▶ **Directions for this task**
Transcribe the listing word for word.

▶ **Provided data**
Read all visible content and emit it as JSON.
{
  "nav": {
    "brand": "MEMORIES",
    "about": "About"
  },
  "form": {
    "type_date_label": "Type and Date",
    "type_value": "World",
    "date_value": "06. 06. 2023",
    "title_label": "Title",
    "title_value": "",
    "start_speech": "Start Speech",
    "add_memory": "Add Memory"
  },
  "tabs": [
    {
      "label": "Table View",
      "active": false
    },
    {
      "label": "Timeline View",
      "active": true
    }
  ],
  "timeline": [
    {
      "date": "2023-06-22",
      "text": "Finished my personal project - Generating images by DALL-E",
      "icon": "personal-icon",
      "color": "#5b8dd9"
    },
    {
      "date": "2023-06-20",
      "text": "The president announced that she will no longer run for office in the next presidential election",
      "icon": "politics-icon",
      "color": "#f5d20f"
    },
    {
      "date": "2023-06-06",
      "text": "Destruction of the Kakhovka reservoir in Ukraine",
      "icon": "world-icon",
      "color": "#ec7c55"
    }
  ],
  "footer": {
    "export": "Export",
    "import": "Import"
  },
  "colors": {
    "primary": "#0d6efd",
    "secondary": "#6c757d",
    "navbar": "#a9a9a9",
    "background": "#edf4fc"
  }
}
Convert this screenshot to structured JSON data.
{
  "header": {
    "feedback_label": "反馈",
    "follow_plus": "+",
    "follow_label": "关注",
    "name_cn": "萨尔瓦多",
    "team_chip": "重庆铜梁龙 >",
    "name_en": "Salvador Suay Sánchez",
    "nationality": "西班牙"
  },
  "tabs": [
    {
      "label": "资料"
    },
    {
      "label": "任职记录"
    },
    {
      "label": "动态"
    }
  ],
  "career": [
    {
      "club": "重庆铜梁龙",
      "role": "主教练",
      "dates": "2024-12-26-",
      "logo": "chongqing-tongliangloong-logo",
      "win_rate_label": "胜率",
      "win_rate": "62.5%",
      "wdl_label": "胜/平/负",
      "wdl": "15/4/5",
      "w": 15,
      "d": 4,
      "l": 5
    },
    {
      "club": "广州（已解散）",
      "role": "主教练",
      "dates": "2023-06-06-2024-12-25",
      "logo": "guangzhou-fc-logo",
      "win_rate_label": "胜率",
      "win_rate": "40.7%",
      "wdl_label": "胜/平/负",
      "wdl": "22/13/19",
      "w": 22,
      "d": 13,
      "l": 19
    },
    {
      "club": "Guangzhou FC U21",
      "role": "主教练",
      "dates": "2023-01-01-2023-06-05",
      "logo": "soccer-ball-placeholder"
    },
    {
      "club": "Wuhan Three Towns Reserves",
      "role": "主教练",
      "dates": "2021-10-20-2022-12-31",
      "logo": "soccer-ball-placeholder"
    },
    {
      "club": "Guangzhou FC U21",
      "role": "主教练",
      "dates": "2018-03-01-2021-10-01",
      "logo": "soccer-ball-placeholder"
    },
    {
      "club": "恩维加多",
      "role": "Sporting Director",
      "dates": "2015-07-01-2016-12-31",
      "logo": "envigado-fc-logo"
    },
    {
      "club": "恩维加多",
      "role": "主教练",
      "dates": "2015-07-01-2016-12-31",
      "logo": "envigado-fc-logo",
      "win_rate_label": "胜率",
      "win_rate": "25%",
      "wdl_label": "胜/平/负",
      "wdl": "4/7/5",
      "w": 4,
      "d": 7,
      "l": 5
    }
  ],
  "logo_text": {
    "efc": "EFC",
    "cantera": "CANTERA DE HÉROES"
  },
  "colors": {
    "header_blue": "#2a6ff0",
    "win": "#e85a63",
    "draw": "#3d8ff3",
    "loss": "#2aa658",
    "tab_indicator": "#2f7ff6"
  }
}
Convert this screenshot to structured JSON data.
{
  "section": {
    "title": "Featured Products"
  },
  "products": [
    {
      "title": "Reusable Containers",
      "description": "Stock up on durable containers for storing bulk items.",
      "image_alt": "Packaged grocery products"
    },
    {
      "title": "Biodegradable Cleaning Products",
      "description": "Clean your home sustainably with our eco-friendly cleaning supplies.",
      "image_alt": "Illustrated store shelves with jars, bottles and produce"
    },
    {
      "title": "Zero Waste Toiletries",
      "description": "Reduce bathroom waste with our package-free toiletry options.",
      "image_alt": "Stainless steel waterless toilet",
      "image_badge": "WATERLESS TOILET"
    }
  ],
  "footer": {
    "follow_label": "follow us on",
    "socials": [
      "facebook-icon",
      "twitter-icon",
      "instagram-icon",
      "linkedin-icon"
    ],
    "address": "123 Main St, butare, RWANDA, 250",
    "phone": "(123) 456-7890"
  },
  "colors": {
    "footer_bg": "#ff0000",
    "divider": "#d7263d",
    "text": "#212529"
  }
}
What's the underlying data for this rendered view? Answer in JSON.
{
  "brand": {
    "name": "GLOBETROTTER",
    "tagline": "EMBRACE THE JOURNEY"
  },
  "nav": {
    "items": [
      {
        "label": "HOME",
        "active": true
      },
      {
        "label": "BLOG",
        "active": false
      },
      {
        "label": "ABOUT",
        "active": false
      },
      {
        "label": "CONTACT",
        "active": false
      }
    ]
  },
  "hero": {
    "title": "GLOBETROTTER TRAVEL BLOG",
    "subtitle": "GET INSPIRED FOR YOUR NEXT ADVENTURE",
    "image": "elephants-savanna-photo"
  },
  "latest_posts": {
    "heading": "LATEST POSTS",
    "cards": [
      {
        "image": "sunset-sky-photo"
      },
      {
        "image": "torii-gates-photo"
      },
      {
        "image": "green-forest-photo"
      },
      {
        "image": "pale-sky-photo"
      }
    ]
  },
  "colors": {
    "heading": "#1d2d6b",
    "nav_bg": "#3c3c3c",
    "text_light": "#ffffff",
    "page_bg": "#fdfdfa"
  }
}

▶ **Answer to this task**
Read all visible content and emit it as JSON.
{
  "nav": {
    "brand": "MEMORIES",
    "about": "About"
  },
  "form": {
    "type_date_label": "Type and Date",
    "type_value": "World",
    "date_value": "06. 06. 2023",
    "title_label": "Title",
    "title_value": "",
    "start_speech": "Start Speech",
    "add_memory": "Add Memory"
  },
  "tabs": [
    {
      "label": "Table View",
      "active": false
    },
    {
      "label": "Timeline View",
      "active": true
    }
  ],
  "timeline": [
    {
      "date": "2023-06-22",
      "text": "Finished my personal project - Generating images by DALL-E",
      "icon": "personal-icon",
      "color": "#5b8dd9"
    },
    {
      "date": "2023-06-20",
      "text": "The president announced that she will no longer run for office in the next presidential election",
      "icon": "politics-icon",
      "color": "#f5d20f"
    },
    {
      "date": "2023-06-06",
      "text": "Destruction of the Kakhovka reservoir in Ukraine",
      "icon": "world-icon",
      "color": "#ec7c55"
    }
  ],
  "footer": {
    "export": "Export",
    "import": "Import"
  },
  "colors": {
    "primary": "#0d6efd",
    "secondary": "#6c757d",
    "navbar": "#a9a9a9",
    "background": "#edf4fc"
  }
}
Convert this screenshot to structured JSON data.
{
  "header": {
    "feedback_label": "反馈",
    "follow_plus": "+",
    "follow_label": "关注",
    "name_cn": "萨尔瓦多",
    "team_chip": "重庆铜梁龙 >",
    "name_en": "Salvador Suay Sánchez",
    "nationality": "西班牙"
  },
  "tabs": [
    {
      "label": "资料"
    },
    {
      "label": "任职记录"
    },
    {
      "label": "动态"
    }
  ],
  "career": [
    {
      "club": "重庆铜梁龙",
      "role": "主教练",
      "dates": "2024-12-26-",
      "logo": "chongqing-tongliangloong-logo",
      "win_rate_label": "胜率",
      "win_rate": "62.5%",
      "wdl_label": "胜/平/负",
      "wdl": "15/4/5",
      "w": 15,
      "d": 4,
      "l": 5
    },
    {
      "club": "广州（已解散）",
      "role": "主教练",
      "dates": "2023-06-06-2024-12-25",
      "logo": "guangzhou-fc-logo",
      "win_rate_label": "胜率",
      "win_rate": "40.7%",
      "wdl_label": "胜/平/负",
      "wdl": "22/13/19",
      "w": 22,
      "d": 13,
      "l": 19
    },
    {
      "club": "Guangzhou FC U21",
      "role": "主教练",
      "dates": "2023-01-01-2023-06-05",
      "logo": "soccer-ball-placeholder"
    },
    {
      "club": "Wuhan Three Towns Reserves",
      "role": "主教练",
      "dates": "2021-10-20-2022-12-31",
      "logo": "soccer-ball-placeholder"
    },
    {
      "club": "Guangzhou FC U21",
      "role": "主教练",
      "dates": "2018-03-01-2021-10-01",
      "logo": "soccer-ball-placeholder"
    },
    {
      "club": "恩维加多",
      "role": "Sporting Director",
      "dates": "2015-07-01-2016-12-31",
      "logo": "envigado-fc-logo"
    },
    {
      "club": "恩维加多",
      "role": "主教练",
      "dates": "2015-07-01-2016-12-31",
      "logo": "envigado-fc-logo",
      "win_rate_label": "胜率",
      "win_rate": "25%",
      "wdl_label": "胜/平/负",
      "wdl": "4/7/5",
      "w": 4,
      "d": 7,
      "l": 5
    }
  ],
  "logo_text": {
    "efc": "EFC",
    "cantera": "CANTERA DE HÉROES"
  },
  "colors": {
    "header_blue": "#2a6ff0",
    "win": "#e85a63",
    "draw": "#3d8ff3",
    "loss": "#2aa658",
    "tab_indicator": "#2f7ff6"
  }
}
Convert this screenshot to structured JSON data.
{
  "section": {
    "title": "Featured Products"
  },
  "products": [
    {
      "title": "Reusable Containers",
      "description": "Stock up on durable containers for storing bulk items.",
      "image_alt": "Packaged grocery products"
    },
    {
      "title": "Biodegradable Cleaning Products",
      "description": "Clean your home sustainably with our eco-friendly cleaning supplies.",
      "image_alt": "Illustrated store shelves with jars, bottles and produce"
    },
    {
      "title": "Zero Waste Toiletries",
      "description": "Reduce bathroom waste with our package-free toiletry options.",
      "image_alt": "Stainless steel waterless toilet",
      "image_badge": "WATERLESS TOILET"
    }
  ],
  "footer": {
    "follow_label": "follow us on",
    "socials": [
      "facebook-icon",
      "twitter-icon",
      "instagram-icon",
      "linkedin-icon"
    ],
    "address": "123 Main St, butare, RWANDA, 250",
    "phone": "(123) 456-7890"
  },
  "colors": {
    "footer_bg": "#ff0000",
    "divider": "#d7263d",
    "text": "#212529"
  }
}
What's the underlying data for this rendered view? Answer in JSON.
{
  "brand": {
    "name": "GLOBETROTTER",
    "tagline": "EMBRACE THE JOURNEY"
  },
  "nav": {
    "items": [
      {
        "label": "HOME",
        "active": true
      },
      {
        "label": "BLOG",
        "active": false
      },
      {
        "label": "ABOUT",
        "active": false
      },
      {
        "label": "CONTACT",
        "active": false
      }
    ]
  },
  "hero": {
    "title": "GLOBETROTTER TRAVEL BLOG",
    "subtitle": "GET INSPIRED FOR YOUR NEXT ADVENTURE",
    "image": "elephants-savanna-photo"
  },
  "latest_posts": {
    "heading": "LATEST POSTS",
    "cards": [
      {
        "image": "sunset-sky-photo"
      },
      {
        "image": "torii-gates-photo"
      },
      {
        "image": "green-forest-photo"
      },
      {
        "image": "pale-sky-photo"
      }
    ]
  },
  "colors": {
    "heading": "#1d2d6b",
    "nav_bg": "#3c3c3c",
    "text_light": "#ffffff",
    "page_bg": "#fdfdfa"
  }
}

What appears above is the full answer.